- LISTED ENTRIES:
________________
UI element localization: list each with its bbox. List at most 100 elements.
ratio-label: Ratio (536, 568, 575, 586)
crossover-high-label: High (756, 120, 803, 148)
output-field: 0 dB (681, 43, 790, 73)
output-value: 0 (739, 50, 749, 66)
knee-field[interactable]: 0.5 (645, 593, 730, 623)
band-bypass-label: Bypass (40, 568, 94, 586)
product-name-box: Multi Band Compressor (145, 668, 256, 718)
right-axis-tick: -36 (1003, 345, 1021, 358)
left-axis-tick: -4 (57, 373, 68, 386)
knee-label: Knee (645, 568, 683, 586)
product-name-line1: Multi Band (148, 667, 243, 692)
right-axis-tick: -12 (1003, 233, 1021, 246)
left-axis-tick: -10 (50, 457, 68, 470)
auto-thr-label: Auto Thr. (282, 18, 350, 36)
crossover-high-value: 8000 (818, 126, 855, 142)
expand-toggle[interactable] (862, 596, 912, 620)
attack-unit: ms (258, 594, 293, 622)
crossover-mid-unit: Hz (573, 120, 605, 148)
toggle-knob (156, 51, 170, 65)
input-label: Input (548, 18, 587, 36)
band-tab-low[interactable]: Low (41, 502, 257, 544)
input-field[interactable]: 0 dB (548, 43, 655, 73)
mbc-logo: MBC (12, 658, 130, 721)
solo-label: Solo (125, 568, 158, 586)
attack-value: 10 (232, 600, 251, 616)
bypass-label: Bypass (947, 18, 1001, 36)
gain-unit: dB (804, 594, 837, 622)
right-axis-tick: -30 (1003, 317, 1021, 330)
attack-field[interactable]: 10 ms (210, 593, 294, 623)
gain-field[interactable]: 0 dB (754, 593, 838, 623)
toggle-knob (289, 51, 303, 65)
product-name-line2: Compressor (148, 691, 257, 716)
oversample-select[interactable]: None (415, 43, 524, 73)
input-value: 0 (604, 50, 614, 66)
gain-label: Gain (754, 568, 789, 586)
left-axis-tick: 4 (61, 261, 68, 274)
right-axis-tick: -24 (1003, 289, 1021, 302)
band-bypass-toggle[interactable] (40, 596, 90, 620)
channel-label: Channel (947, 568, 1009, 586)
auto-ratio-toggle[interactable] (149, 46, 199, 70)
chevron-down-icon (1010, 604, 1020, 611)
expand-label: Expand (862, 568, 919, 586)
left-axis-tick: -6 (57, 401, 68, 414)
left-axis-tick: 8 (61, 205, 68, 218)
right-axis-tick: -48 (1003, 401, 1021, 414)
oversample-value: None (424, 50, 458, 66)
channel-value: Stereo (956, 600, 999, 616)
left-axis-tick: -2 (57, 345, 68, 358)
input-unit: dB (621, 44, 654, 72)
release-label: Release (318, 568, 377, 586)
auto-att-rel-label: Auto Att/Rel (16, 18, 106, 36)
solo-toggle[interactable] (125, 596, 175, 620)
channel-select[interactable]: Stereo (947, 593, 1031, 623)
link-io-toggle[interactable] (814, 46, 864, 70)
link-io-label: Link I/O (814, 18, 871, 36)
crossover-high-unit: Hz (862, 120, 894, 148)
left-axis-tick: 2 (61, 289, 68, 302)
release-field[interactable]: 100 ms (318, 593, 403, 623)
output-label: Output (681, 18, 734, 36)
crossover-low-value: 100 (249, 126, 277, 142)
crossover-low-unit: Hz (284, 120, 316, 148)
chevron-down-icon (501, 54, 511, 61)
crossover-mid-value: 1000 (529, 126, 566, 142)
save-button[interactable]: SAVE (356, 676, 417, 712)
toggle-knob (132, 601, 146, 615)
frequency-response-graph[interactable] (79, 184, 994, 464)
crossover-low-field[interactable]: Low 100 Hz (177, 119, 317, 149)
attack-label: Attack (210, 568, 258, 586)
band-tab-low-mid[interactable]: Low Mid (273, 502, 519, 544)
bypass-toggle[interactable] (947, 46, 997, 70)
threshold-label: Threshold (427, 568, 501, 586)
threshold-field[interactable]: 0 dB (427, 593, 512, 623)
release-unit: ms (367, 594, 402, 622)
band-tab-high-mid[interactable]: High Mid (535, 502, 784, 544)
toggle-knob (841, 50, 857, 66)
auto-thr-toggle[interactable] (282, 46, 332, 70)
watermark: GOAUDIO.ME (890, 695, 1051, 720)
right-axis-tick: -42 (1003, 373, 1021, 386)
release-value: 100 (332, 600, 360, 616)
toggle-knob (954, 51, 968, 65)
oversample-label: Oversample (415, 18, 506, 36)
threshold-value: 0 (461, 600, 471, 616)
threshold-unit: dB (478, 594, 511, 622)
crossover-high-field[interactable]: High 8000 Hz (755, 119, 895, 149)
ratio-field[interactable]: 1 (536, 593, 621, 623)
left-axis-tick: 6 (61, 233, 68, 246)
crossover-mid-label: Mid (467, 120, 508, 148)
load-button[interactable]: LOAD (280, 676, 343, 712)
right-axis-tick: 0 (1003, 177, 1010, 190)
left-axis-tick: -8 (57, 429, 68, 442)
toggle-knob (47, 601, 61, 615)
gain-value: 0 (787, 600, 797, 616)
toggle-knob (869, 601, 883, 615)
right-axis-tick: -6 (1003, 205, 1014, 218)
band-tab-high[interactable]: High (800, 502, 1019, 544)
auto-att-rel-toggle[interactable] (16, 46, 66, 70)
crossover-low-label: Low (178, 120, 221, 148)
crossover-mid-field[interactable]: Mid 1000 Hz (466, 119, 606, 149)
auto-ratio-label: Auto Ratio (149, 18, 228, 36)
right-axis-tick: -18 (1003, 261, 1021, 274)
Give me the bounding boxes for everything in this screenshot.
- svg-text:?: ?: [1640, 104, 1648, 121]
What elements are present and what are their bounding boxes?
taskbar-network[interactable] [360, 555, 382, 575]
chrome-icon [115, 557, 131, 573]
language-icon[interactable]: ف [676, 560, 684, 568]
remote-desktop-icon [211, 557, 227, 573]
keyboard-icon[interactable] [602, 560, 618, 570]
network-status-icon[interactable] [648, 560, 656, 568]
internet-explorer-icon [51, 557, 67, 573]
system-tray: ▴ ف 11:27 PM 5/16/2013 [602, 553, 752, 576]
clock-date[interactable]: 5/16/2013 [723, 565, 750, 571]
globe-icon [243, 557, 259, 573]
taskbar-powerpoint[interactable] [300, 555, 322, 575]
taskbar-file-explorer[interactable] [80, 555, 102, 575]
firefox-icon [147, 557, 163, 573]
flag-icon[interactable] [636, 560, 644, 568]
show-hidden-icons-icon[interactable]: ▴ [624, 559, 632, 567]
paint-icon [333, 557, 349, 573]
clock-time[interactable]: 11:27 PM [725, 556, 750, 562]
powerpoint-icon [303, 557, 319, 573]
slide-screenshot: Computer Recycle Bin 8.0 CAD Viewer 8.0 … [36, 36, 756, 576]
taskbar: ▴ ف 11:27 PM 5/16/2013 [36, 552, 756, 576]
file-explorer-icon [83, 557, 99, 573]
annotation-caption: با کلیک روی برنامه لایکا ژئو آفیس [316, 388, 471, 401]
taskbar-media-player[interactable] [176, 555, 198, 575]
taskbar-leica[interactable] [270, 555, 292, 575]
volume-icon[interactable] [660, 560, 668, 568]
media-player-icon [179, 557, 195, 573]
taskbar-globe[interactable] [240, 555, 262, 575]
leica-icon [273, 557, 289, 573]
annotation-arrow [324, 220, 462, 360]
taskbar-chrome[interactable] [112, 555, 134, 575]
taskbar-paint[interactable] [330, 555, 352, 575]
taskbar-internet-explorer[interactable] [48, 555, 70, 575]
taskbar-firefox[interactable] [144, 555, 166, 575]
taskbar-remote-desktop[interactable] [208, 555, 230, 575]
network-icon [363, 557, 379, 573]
________________
- GIVEN TASK: Reproduce every one of the entries above verbatim, keeping each line and its order unchanged.

- COMPLETED EXERCISE:
UI element localization: list each with its bbox. List at most 100 elements.
ratio-label: Ratio (536, 568, 575, 586)
crossover-high-label: High (756, 120, 803, 148)
output-field: 0 dB (681, 43, 790, 73)
output-value: 0 (739, 50, 749, 66)
knee-field[interactable]: 0.5 (645, 593, 730, 623)
band-bypass-label: Bypass (40, 568, 94, 586)
product-name-box: Multi Band Compressor (145, 668, 256, 718)
right-axis-tick: -36 (1003, 345, 1021, 358)
left-axis-tick: -4 (57, 373, 68, 386)
knee-label: Knee (645, 568, 683, 586)
product-name-line1: Multi Band (148, 667, 243, 692)
right-axis-tick: -12 (1003, 233, 1021, 246)
left-axis-tick: -10 (50, 457, 68, 470)
auto-thr-label: Auto Thr. (282, 18, 350, 36)
crossover-high-value: 8000 (818, 126, 855, 142)
expand-toggle[interactable] (862, 596, 912, 620)
attack-unit: ms (258, 594, 293, 622)
crossover-mid-unit: Hz (573, 120, 605, 148)
toggle-knob (156, 51, 170, 65)
input-label: Input (548, 18, 587, 36)
band-tab-low[interactable]: Low (41, 502, 257, 544)
input-field[interactable]: 0 dB (548, 43, 655, 73)
mbc-logo: MBC (12, 658, 130, 721)
solo-label: Solo (125, 568, 158, 586)
attack-value: 10 (232, 600, 251, 616)
bypass-label: Bypass (947, 18, 1001, 36)
gain-unit: dB (804, 594, 837, 622)
right-axis-tick: -30 (1003, 317, 1021, 330)
attack-field[interactable]: 10 ms (210, 593, 294, 623)
gain-field[interactable]: 0 dB (754, 593, 838, 623)
toggle-knob (289, 51, 303, 65)
product-name-line2: Compressor (148, 691, 257, 716)
oversample-select[interactable]: None (415, 43, 524, 73)
input-value: 0 (604, 50, 614, 66)
gain-label: Gain (754, 568, 789, 586)
left-axis-tick: 4 (61, 261, 68, 274)
right-axis-tick: -24 (1003, 289, 1021, 302)
band-bypass-toggle[interactable] (40, 596, 90, 620)
channel-label: Channel (947, 568, 1009, 586)
auto-ratio-toggle[interactable] (149, 46, 199, 70)
chevron-down-icon (1010, 604, 1020, 611)
expand-label: Expand (862, 568, 919, 586)
left-axis-tick: -6 (57, 401, 68, 414)
left-axis-tick: 8 (61, 205, 68, 218)
right-axis-tick: -48 (1003, 401, 1021, 414)
oversample-value: None (424, 50, 458, 66)
channel-value: Stereo (956, 600, 999, 616)
left-axis-tick: -2 (57, 345, 68, 358)
input-unit: dB (621, 44, 654, 72)
release-label: Release (318, 568, 377, 586)
auto-att-rel-label: Auto Att/Rel (16, 18, 106, 36)
solo-toggle[interactable] (125, 596, 175, 620)
channel-select[interactable]: Stereo (947, 593, 1031, 623)
link-io-toggle[interactable] (814, 46, 864, 70)
link-io-label: Link I/O (814, 18, 871, 36)
crossover-high-unit: Hz (862, 120, 894, 148)
left-axis-tick: 2 (61, 289, 68, 302)
release-field[interactable]: 100 ms (318, 593, 403, 623)
output-label: Output (681, 18, 734, 36)
crossover-low-value: 100 (249, 126, 277, 142)
crossover-low-unit: Hz (284, 120, 316, 148)
chevron-down-icon (501, 54, 511, 61)
crossover-mid-value: 1000 (529, 126, 566, 142)
save-button[interactable]: SAVE (356, 676, 417, 712)
toggle-knob (132, 601, 146, 615)
frequency-response-graph[interactable] (79, 184, 994, 464)
crossover-low-field[interactable]: Low 100 Hz (177, 119, 317, 149)
attack-label: Attack (210, 568, 258, 586)
band-tab-low-mid[interactable]: Low Mid (273, 502, 519, 544)
bypass-toggle[interactable] (947, 46, 997, 70)
threshold-label: Threshold (427, 568, 501, 586)
threshold-field[interactable]: 0 dB (427, 593, 512, 623)
release-unit: ms (367, 594, 402, 622)
band-tab-high-mid[interactable]: High Mid (535, 502, 784, 544)
toggle-knob (841, 50, 857, 66)
auto-thr-toggle[interactable] (282, 46, 332, 70)
watermark: GOAUDIO.ME (890, 695, 1051, 720)
right-axis-tick: -42 (1003, 373, 1021, 386)
release-value: 100 (332, 600, 360, 616)
toggle-knob (954, 51, 968, 65)
oversample-label: Oversample (415, 18, 506, 36)
threshold-value: 0 (461, 600, 471, 616)
threshold-unit: dB (478, 594, 511, 622)
crossover-high-field[interactable]: High 8000 Hz (755, 119, 895, 149)
ratio-field[interactable]: 1 (536, 593, 621, 623)
left-axis-tick: 6 (61, 233, 68, 246)
crossover-mid-label: Mid (467, 120, 508, 148)
load-button[interactable]: LOAD (280, 676, 343, 712)
right-axis-tick: 0 (1003, 177, 1010, 190)
left-axis-tick: -8 (57, 429, 68, 442)
toggle-knob (47, 601, 61, 615)
gain-value: 0 (787, 600, 797, 616)
toggle-knob (869, 601, 883, 615)
right-axis-tick: -6 (1003, 205, 1014, 218)
band-tab-high[interactable]: High (800, 502, 1019, 544)
auto-att-rel-toggle[interactable] (16, 46, 66, 70)
crossover-low-label: Low (178, 120, 221, 148)
crossover-mid-field[interactable]: Mid 1000 Hz (466, 119, 606, 149)
auto-ratio-label: Auto Ratio (149, 18, 228, 36)
right-axis-tick: -18 (1003, 261, 1021, 274)
Give me the bounding boxes for everything in this screenshot.
- svg-text:?: ?: [1640, 104, 1648, 121]
What elements are present and what are their bounding boxes?
taskbar-network[interactable] [360, 555, 382, 575]
chrome-icon [115, 557, 131, 573]
language-icon[interactable]: ف [676, 560, 684, 568]
remote-desktop-icon [211, 557, 227, 573]
keyboard-icon[interactable] [602, 560, 618, 570]
network-status-icon[interactable] [648, 560, 656, 568]
internet-explorer-icon [51, 557, 67, 573]
system-tray: ▴ ف 11:27 PM 5/16/2013 [602, 553, 752, 576]
clock-date[interactable]: 5/16/2013 [723, 565, 750, 571]
globe-icon [243, 557, 259, 573]
taskbar-powerpoint[interactable] [300, 555, 322, 575]
taskbar-file-explorer[interactable] [80, 555, 102, 575]
firefox-icon [147, 557, 163, 573]
flag-icon[interactable] [636, 560, 644, 568]
show-hidden-icons-icon[interactable]: ▴ [624, 559, 632, 567]
paint-icon [333, 557, 349, 573]
clock-time[interactable]: 11:27 PM [725, 556, 750, 562]
powerpoint-icon [303, 557, 319, 573]
slide-screenshot: Computer Recycle Bin 8.0 CAD Viewer 8.0 … [36, 36, 756, 576]
taskbar: ▴ ف 11:27 PM 5/16/2013 [36, 552, 756, 576]
file-explorer-icon [83, 557, 99, 573]
annotation-caption: با کلیک روی برنامه لایکا ژئو آفیس [316, 388, 471, 401]
taskbar-media-player[interactable] [176, 555, 198, 575]
taskbar-leica[interactable] [270, 555, 292, 575]
volume-icon[interactable] [660, 560, 668, 568]
media-player-icon [179, 557, 195, 573]
taskbar-globe[interactable] [240, 555, 262, 575]
leica-icon [273, 557, 289, 573]
annotation-arrow [324, 220, 462, 360]
taskbar-chrome[interactable] [112, 555, 134, 575]
taskbar-paint[interactable] [330, 555, 352, 575]
taskbar-internet-explorer[interactable] [48, 555, 70, 575]
taskbar-firefox[interactable] [144, 555, 166, 575]
taskbar-remote-desktop[interactable] [208, 555, 230, 575]
network-icon [363, 557, 379, 573]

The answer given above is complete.